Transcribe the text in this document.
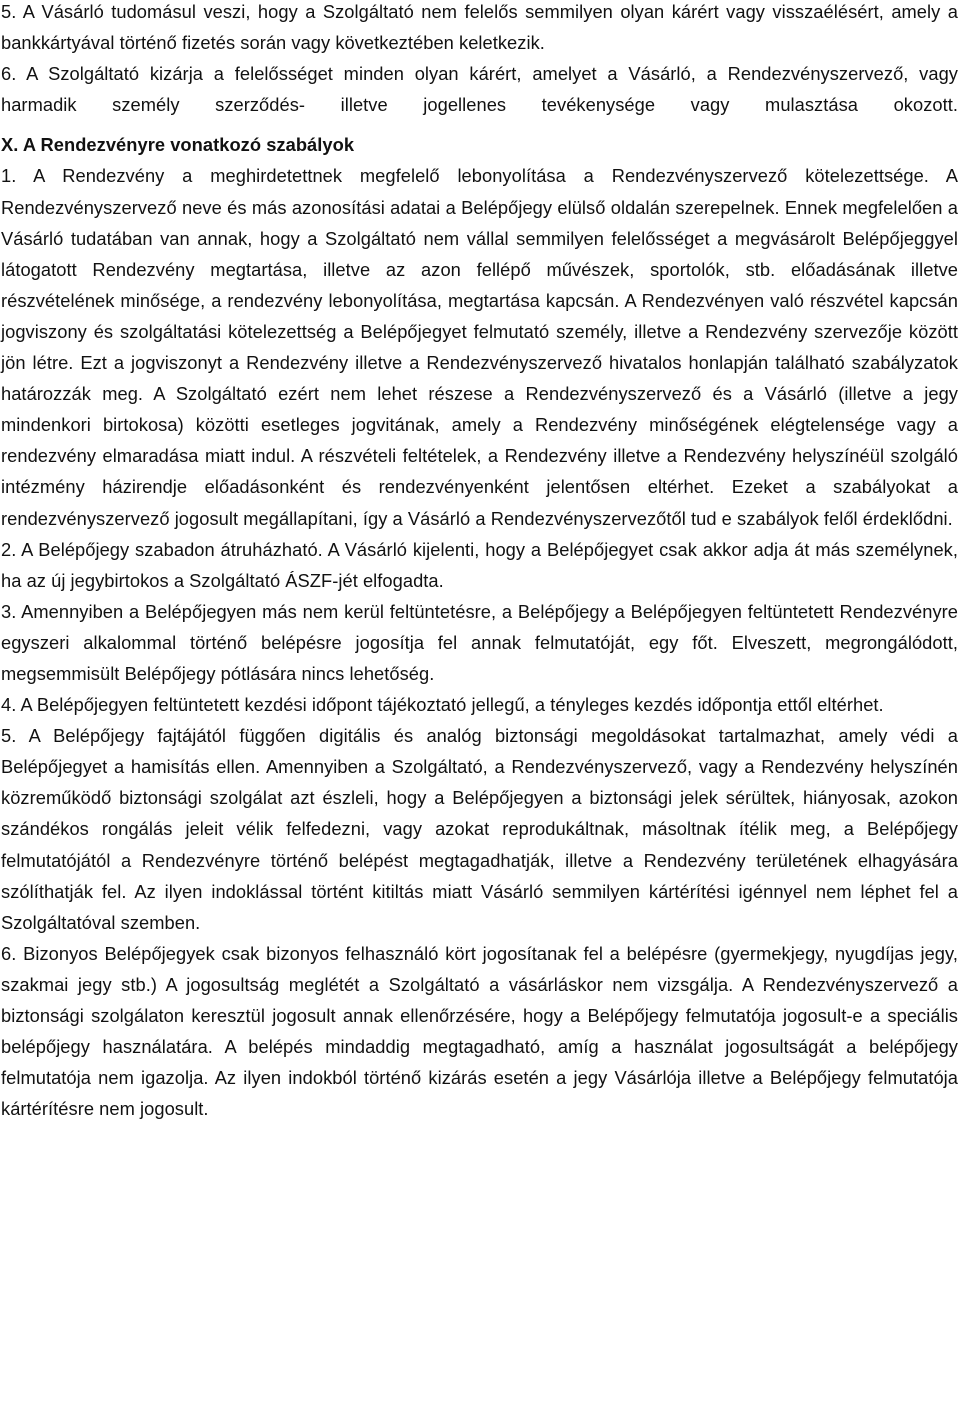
5. A Vásárló tudomásul veszi, hogy a Szolgáltató nem felelős semmilyen olyan kárért vagy visszaélésért, amely a bankkártyával történő fizetés során vagy következtében keletkezik.

6. A Szolgáltató kizárja a felelősséget minden olyan kárért, amelyet a Vásárló, a Rendezvényszervező, vagy harmadik személy szerződés- illetve jogellenes tevékenysége vagy mulasztása okozott.

X. A Rendezvényre vonatkozó szabályok

1. A Rendezvény a meghirdetettnek megfelelő lebonyolítása a Rendezvényszervező kötelezettsége. A Rendezvényszervező neve és más azonosítási adatai a Belépőjegy elülső oldalán szerepelnek. Ennek megfelelően a Vásárló tudatában van annak, hogy a Szolgáltató nem vállal semmilyen felelősséget a megvásárolt Belépőjeggyel látogatott Rendezvény megtartása, illetve az azon fellépő művészek, sportolók, stb. előadásának illetve részvételének minősége, a rendezvény lebonyolítása, megtartása kapcsán. A Rendezvényen való részvétel kapcsán jogviszony és szolgáltatási kötelezettség a Belépőjegyet felmutató személy, illetve a Rendezvény szervezője között jön létre. Ezt a jogviszonyt a Rendezvény illetve a Rendezvényszervező hivatalos honlapján található szabályzatok határozzák meg. A Szolgáltató ezért nem lehet részese a Rendezvényszervező és a Vásárló (illetve a jegy mindenkori birtokosa) közötti esetleges jogvitának, amely a Rendezvény minőségének elégtelensége vagy a rendezvény elmaradása miatt indul. A részvételi feltételek, a Rendezvény illetve a Rendezvény helyszínéül szolgáló intézmény házirendje előadásonként és rendezvényenként jelentősen eltérhet. Ezeket a szabályokat a rendezvényszervező jogosult megállapítani, így a Vásárló a Rendezvényszervezőtől tud e szabályok felől érdeklődni.

2. A Belépőjegy szabadon átruházható. A Vásárló kijelenti, hogy a Belépőjegyet csak akkor adja át más személynek, ha az új jegybirtokos a Szolgáltató ÁSZF-jét elfogadta.

3. Amennyiben a Belépőjegyen más nem kerül feltüntetésre, a Belépőjegy a Belépőjegyen feltüntetett Rendezvényre egyszeri alkalommal történő belépésre jogosítja fel annak felmutatóját, egy főt. Elveszett, megrongálódott, megsemmisült Belépőjegy pótlására nincs lehetőség.

4. A Belépőjegyen feltüntetett kezdési időpont tájékoztató jellegű, a tényleges kezdés időpontja ettől eltérhet.

5. A Belépőjegy fajtájától függően digitális és analóg biztonsági megoldásokat tartalmazhat, amely védi a Belépőjegyet a hamisítás ellen. Amennyiben a Szolgáltató, a Rendezvényszervező, vagy a Rendezvény helyszínén közreműködő biztonsági szolgálat azt észleli, hogy a Belépőjegyen a biztonsági jelek sérültek, hiányosak, azokon szándékos rongálás jeleit vélik felfedezni, vagy azokat reprodukáltnak, másoltnak ítélik meg, a Belépőjegy felmutatójától a Rendezvényre történő belépést megtagadhatják, illetve a Rendezvény területének elhagyására szólíthatják fel. Az ilyen indoklással történt kitiltás miatt Vásárló semmilyen kártérítési igénnyel nem léphet fel a Szolgáltatóval szemben.

6. Bizonyos Belépőjegyek csak bizonyos felhasználó kört jogosítanak fel a belépésre (gyermekjegy, nyugdíjas jegy, szakmai jegy stb.) A jogosultság meglétét a Szolgáltató a vásárláskor nem vizsgálja. A Rendezvényszervező a biztonsági szolgálaton keresztül jogosult annak ellenőrzésére, hogy a Belépőjegy felmutatója jogosult-e a speciális belépőjegy használatára. A belépés mindaddig megtagadható, amíg a használat jogosultságát a belépőjegy felmutatója nem igazolja. Az ilyen indokból történő kizárás esetén a jegy Vásárlója illetve a Belépőjegy felmutatója kártérítésre nem jogosult.
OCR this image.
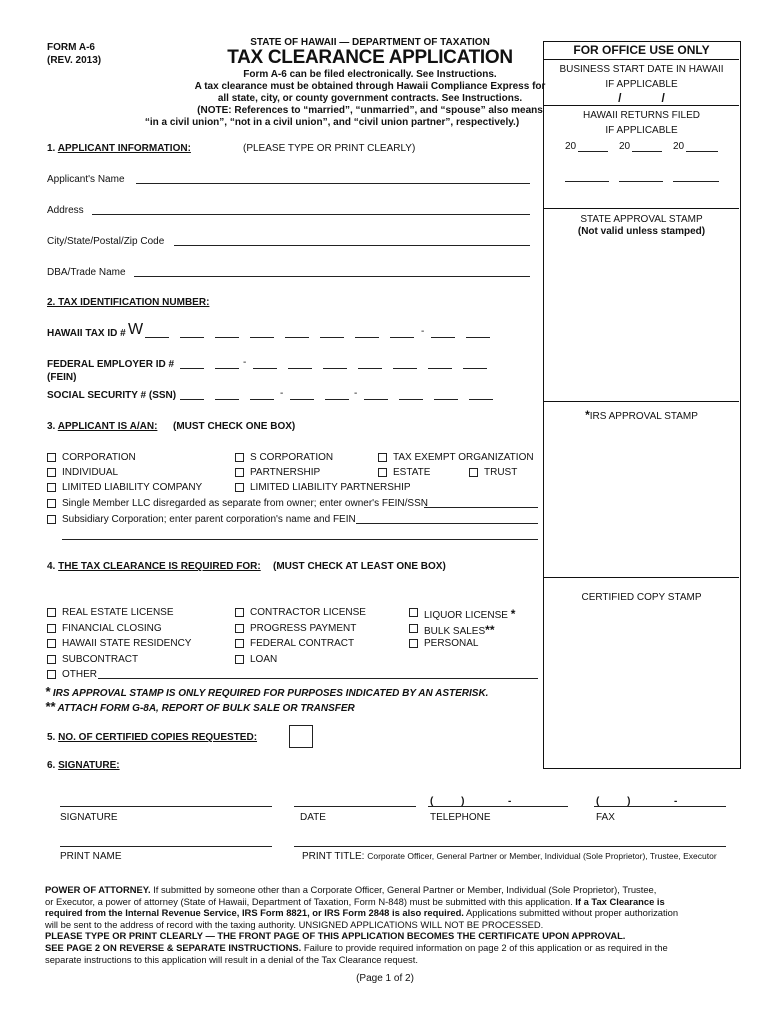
FORM A-6
(REV. 2013)
STATE OF HAWAII — DEPARTMENT OF TAXATION
TAX CLEARANCE APPLICATION
Form A-6 can be filed electronically. See Instructions.
A tax clearance must be obtained through Hawaii Compliance Express for
all state, city, or county government contracts. See Instructions.
(NOTE: References to “married”, “unmarried”, and “spouse” also means
“in a civil union”, “not in a civil union”, and “civil union partner”, respectively.)
FOR OFFICE USE ONLY
BUSINESS START DATE IN HAWAII
IF APPLICABLE
/            /
HAWAII RETURNS FILED
IF APPLICABLE
20	20	20
STATE APPROVAL STAMP
(Not valid unless stamped)
*IRS APPROVAL STAMP
CERTIFIED COPY STAMP
1. APPLICANT INFORMATION:	(PLEASE TYPE OR PRINT CLEARLY)
Applicant's Name
Address
City/State/Postal/Zip Code
DBA/Trade Name
2. TAX IDENTIFICATION NUMBER:
HAWAII TAX ID # W	-
FEDERAL EMPLOYER ID #
(FEIN)
-
SOCIAL SECURITY # (SSN)	-	-
3. APPLICANT IS A/AN: (MUST CHECK ONE BOX)
CORPORATION	S CORPORATION	TAX EXEMPT ORGANIZATION
INDIVIDUAL	PARTNERSHIP	ESTATE	TRUST
LIMITED LIABILITY COMPANY	LIMITED LIABILITY PARTNERSHIP
Single Member LLC disregarded as separate from owner; enter owner's FEIN/SSN
Subsidiary Corporation; enter parent corporation's name and FEIN
4. THE TAX CLEARANCE IS REQUIRED FOR: (MUST CHECK AT LEAST ONE BOX)
REAL ESTATE LICENSE	CONTRACTOR LICENSE	LIQUOR LICENSE *
FINANCIAL CLOSING	PROGRESS PAYMENT	BULK SALES**
HAWAII STATE RESIDENCY	FEDERAL CONTRACT	PERSONAL
SUBCONTRACT	LOAN
OTHER
* IRS APPROVAL STAMP IS ONLY REQUIRED FOR PURPOSES INDICATED BY AN ASTERISK.
** ATTACH FORM G-8A, REPORT OF BULK SALE OR TRANSFER
5. NO. OF CERTIFIED COPIES REQUESTED:
6. SIGNATURE:
(          )	-	(          )	-
SIGNATURE	DATE	TELEPHONE	FAX
PRINT NAME	PRINT TITLE: Corporate Officer, General Partner or Member, Individual (Sole Proprietor), Trustee, Executor
POWER OF ATTORNEY. If submitted by someone other than a Corporate Officer, General Partner or Member, Individual (Sole Proprietor), Trustee,
or Executor, a power of attorney (State of Hawaii, Department of Taxation, Form N-848) must be submitted with this application. If a Tax Clearance is
required from the Internal Revenue Service, IRS Form 8821, or IRS Form 2848 is also required. Applications submitted without proper authorization
will be sent to the address of record with the taxing authority. UNSIGNED APPLICATIONS WILL NOT BE PROCESSED.
PLEASE TYPE OR PRINT CLEARLY — THE FRONT PAGE OF THIS APPLICATION BECOMES THE CERTIFICATE UPON APPROVAL.
SEE PAGE 2 ON REVERSE & SEPARATE INSTRUCTIONS. Failure to provide required information on page 2 of this application or as required in the
separate instructions to this application will result in a denial of the Tax Clearance request.
(Page 1 of 2)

* * * *

→ **Problem description**
Copy each line of the records that contains the word "Corporate".

→ **Solution to the exercise**
PRINT NAME	PRINT TITLE: Corporate Officer, General Partner or Member, Individual (Sole Proprietor), Trustee, Executor
POWER OF ATTORNEY. If submitted by someone other than a Corporate Officer, General Partner or Member, Individual (Sole Proprietor), Trustee,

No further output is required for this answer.